Record set:

---------------

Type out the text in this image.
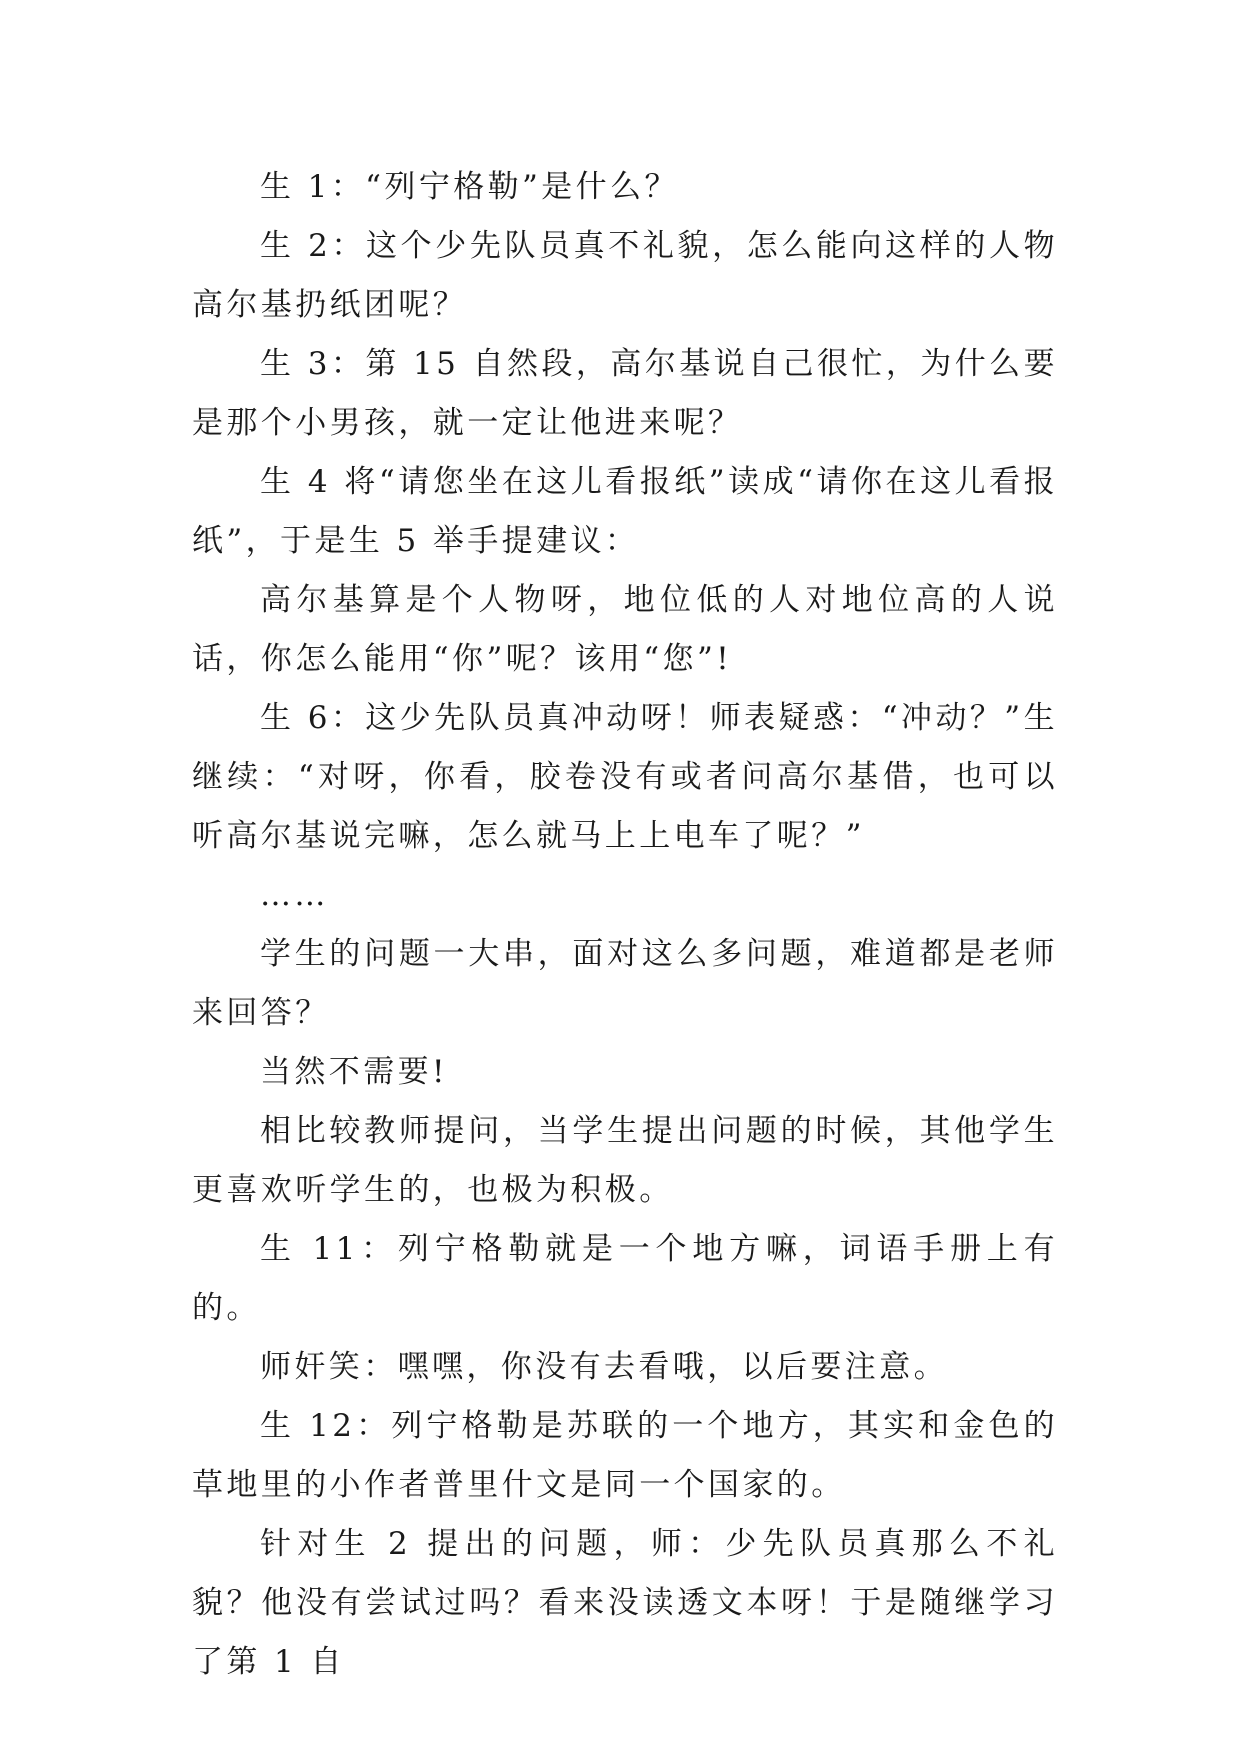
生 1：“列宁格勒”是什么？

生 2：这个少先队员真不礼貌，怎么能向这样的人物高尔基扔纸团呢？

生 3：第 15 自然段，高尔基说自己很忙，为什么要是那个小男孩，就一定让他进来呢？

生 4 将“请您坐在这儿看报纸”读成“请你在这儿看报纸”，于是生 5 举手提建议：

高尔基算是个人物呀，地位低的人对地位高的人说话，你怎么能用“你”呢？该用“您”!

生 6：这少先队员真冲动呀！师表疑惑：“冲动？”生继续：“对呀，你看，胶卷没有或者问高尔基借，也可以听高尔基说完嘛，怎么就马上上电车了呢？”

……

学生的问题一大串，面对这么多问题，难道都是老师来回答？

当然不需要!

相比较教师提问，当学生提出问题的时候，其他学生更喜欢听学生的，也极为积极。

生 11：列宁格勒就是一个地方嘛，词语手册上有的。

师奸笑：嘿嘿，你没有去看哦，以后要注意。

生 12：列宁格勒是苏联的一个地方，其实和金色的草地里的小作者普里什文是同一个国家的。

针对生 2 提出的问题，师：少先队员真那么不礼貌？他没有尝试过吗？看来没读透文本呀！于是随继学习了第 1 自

---------------

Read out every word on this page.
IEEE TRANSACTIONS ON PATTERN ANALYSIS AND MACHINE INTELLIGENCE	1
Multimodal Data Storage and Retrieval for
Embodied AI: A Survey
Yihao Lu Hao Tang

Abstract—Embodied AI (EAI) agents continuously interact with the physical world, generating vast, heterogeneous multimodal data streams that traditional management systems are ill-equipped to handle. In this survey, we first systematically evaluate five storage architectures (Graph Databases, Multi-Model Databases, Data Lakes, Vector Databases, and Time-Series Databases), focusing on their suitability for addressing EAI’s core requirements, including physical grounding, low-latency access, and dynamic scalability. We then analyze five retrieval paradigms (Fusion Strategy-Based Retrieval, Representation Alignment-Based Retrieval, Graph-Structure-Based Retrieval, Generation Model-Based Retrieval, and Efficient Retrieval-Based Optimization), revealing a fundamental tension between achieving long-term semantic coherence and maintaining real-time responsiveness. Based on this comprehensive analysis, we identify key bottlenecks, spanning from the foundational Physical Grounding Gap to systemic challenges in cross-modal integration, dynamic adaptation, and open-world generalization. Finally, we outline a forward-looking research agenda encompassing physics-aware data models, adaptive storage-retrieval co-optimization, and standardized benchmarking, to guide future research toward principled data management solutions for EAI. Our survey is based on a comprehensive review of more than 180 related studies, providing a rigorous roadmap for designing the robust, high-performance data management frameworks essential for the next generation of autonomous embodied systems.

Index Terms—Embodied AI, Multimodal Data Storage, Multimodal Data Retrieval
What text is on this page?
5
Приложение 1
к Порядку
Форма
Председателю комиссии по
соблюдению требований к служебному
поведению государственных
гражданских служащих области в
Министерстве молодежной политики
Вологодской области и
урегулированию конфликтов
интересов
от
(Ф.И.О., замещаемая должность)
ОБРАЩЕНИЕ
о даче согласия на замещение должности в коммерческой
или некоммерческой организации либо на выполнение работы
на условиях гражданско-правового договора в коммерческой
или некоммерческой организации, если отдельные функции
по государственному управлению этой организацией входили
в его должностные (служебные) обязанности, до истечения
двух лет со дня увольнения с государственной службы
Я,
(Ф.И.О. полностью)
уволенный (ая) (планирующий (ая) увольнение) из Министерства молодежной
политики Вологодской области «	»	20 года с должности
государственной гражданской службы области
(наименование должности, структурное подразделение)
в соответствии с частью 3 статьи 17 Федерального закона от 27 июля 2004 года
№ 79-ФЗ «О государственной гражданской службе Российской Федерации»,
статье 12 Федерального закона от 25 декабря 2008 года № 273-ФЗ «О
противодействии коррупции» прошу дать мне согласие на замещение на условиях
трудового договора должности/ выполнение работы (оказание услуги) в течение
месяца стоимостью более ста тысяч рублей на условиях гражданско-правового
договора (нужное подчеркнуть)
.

---------------

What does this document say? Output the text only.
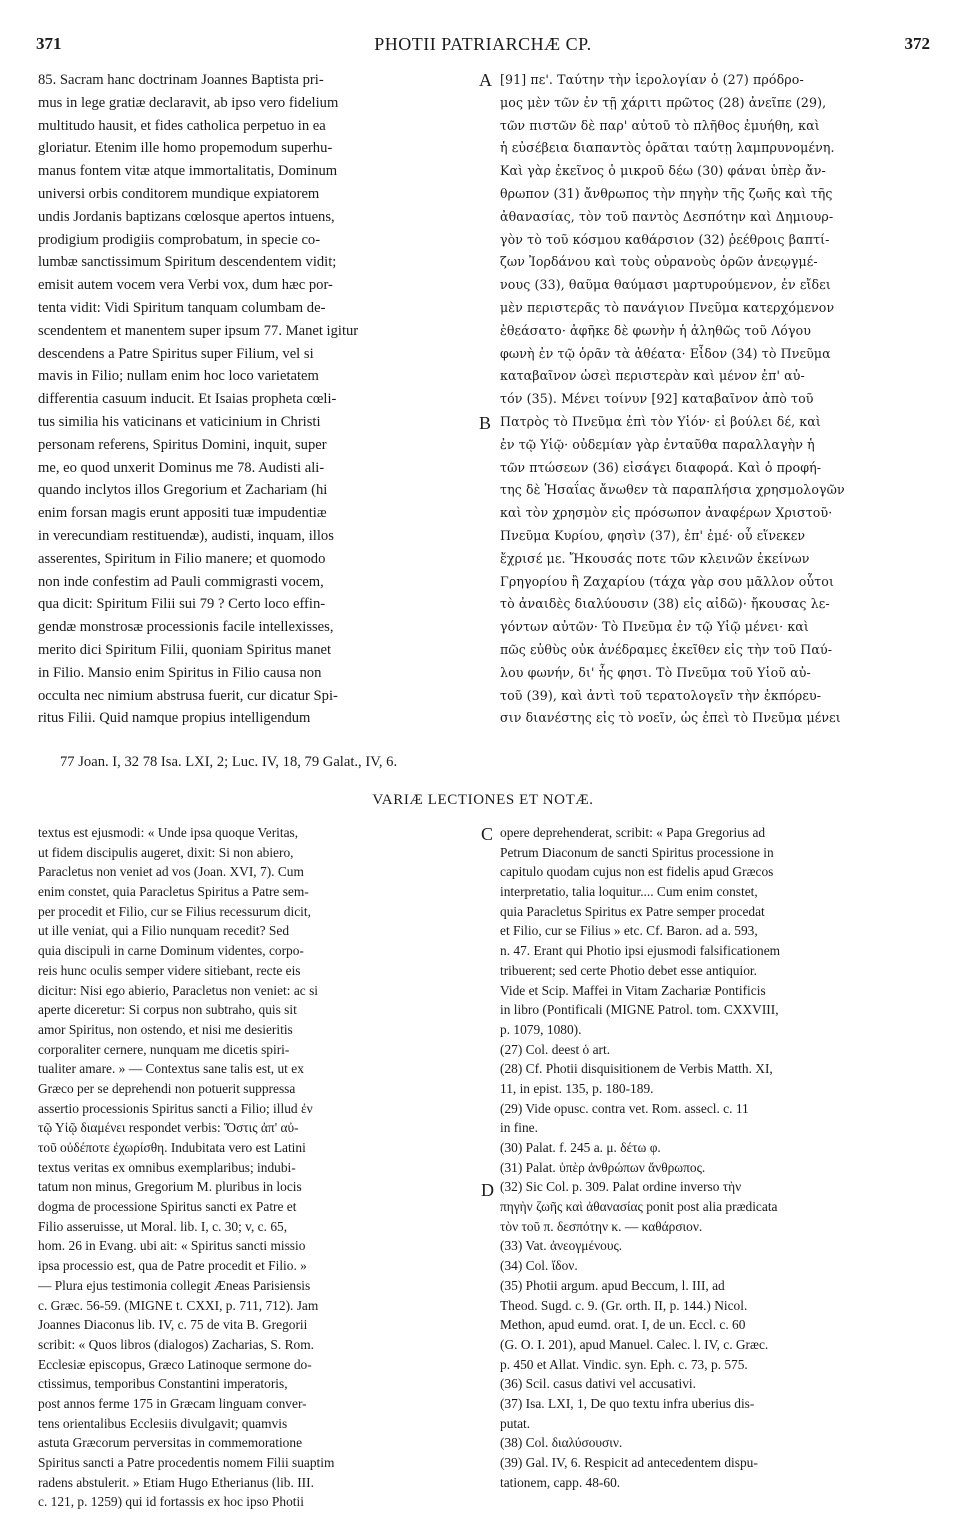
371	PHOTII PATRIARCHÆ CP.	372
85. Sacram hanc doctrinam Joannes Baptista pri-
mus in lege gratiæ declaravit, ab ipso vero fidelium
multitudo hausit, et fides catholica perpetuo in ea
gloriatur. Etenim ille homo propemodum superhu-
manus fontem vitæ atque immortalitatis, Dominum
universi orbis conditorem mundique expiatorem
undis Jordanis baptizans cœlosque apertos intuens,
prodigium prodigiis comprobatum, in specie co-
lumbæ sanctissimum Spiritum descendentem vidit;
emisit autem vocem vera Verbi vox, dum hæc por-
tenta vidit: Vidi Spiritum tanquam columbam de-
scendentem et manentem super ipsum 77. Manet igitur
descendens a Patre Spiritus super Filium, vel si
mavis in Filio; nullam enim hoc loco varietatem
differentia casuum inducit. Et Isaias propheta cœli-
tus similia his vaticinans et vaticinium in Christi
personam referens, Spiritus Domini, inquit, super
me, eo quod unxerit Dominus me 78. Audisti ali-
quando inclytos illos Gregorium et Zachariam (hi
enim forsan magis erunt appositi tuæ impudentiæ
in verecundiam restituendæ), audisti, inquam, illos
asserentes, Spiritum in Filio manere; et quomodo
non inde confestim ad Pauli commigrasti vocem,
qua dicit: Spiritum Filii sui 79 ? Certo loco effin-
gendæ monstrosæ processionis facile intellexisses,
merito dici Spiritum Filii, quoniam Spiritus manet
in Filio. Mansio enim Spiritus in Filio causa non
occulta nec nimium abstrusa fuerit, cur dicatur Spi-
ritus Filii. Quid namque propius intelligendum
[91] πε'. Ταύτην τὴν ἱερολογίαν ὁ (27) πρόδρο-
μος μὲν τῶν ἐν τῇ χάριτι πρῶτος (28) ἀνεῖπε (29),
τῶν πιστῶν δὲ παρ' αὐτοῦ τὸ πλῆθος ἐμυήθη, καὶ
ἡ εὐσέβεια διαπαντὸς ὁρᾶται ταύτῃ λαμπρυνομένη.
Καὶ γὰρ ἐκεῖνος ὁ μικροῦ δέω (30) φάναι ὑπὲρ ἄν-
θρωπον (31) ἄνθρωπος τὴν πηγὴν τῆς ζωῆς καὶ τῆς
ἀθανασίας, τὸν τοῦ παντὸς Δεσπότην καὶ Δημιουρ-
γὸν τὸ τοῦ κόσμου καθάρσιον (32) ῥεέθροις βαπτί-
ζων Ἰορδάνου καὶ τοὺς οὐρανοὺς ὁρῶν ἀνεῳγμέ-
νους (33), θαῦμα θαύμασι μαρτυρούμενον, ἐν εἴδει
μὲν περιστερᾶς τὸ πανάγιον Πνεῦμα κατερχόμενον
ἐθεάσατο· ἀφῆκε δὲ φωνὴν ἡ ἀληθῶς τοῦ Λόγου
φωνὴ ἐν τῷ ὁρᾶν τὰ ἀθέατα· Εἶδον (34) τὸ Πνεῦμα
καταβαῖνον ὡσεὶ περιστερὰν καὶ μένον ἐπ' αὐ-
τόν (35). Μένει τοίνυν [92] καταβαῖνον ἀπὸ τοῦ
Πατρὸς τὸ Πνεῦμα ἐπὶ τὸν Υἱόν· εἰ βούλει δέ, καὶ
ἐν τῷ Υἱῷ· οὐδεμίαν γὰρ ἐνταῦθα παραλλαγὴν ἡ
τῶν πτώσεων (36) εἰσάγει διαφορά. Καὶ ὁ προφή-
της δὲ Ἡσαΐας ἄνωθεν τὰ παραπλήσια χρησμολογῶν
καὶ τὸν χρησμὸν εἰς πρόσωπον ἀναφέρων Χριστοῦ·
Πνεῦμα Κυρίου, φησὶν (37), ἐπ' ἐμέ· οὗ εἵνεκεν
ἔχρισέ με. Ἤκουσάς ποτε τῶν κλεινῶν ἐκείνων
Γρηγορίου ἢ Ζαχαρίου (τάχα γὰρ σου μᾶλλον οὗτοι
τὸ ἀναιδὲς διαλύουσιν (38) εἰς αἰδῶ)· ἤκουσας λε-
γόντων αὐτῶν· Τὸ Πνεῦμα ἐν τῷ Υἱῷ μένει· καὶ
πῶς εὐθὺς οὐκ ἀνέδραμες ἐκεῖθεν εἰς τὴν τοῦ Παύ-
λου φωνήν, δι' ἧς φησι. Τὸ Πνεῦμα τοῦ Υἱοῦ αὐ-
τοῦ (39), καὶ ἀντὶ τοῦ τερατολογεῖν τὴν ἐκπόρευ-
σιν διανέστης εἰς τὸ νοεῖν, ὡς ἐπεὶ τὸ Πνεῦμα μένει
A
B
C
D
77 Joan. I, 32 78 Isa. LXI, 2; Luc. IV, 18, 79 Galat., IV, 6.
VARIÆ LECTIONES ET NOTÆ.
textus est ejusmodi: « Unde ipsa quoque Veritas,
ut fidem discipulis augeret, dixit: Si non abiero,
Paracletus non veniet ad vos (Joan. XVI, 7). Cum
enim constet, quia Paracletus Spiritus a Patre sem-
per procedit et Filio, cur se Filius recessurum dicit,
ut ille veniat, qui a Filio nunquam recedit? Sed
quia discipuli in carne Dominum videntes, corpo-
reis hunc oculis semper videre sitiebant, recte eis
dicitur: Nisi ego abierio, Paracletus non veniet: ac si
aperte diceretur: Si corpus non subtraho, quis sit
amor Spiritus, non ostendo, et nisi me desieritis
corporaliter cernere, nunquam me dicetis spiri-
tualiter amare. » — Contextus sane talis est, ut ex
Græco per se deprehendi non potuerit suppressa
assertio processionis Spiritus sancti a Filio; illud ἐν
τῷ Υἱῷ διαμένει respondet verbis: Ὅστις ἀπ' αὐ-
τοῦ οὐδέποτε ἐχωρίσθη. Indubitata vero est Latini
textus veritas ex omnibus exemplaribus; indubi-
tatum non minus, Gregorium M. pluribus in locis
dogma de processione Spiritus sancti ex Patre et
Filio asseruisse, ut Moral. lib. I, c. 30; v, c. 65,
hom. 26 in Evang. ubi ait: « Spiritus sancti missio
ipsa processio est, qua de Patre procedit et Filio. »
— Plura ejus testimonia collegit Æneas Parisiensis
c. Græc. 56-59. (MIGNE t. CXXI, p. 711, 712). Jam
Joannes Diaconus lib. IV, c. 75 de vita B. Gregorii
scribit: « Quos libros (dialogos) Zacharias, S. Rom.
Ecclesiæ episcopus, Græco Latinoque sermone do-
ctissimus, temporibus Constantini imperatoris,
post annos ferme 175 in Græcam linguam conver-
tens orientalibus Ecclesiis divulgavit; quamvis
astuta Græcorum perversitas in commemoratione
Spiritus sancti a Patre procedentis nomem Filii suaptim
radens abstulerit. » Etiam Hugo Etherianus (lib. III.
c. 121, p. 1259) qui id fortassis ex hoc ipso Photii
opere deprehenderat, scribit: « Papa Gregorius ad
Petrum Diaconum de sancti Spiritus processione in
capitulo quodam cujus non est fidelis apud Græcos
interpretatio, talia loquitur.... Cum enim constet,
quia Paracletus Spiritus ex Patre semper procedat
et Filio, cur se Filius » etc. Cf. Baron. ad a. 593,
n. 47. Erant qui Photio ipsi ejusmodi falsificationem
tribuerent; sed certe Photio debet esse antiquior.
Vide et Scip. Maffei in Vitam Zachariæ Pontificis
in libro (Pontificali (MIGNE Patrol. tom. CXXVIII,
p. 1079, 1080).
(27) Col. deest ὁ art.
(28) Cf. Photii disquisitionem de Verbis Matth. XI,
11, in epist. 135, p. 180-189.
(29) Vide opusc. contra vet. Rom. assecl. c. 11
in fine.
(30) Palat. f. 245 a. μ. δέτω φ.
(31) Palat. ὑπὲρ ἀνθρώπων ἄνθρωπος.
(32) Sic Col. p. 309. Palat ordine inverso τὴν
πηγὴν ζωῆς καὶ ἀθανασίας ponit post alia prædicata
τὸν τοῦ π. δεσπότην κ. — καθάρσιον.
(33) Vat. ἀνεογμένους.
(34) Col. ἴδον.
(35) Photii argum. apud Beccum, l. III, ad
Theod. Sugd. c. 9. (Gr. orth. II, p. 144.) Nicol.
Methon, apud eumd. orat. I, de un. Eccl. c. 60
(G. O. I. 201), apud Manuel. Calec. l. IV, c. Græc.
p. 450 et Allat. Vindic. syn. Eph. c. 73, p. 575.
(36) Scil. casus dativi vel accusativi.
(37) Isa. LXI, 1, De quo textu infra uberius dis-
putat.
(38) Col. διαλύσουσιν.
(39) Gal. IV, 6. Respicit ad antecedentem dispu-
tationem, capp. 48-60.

---------------

What is needed:
Find the lines that include the string "ejusmodi", then copy each of them.

Completed exercise:
textus est ejusmodi: « Unde ipsa quoque Veritas,
n. 47. Erant qui Photio ipsi ejusmodi falsificationem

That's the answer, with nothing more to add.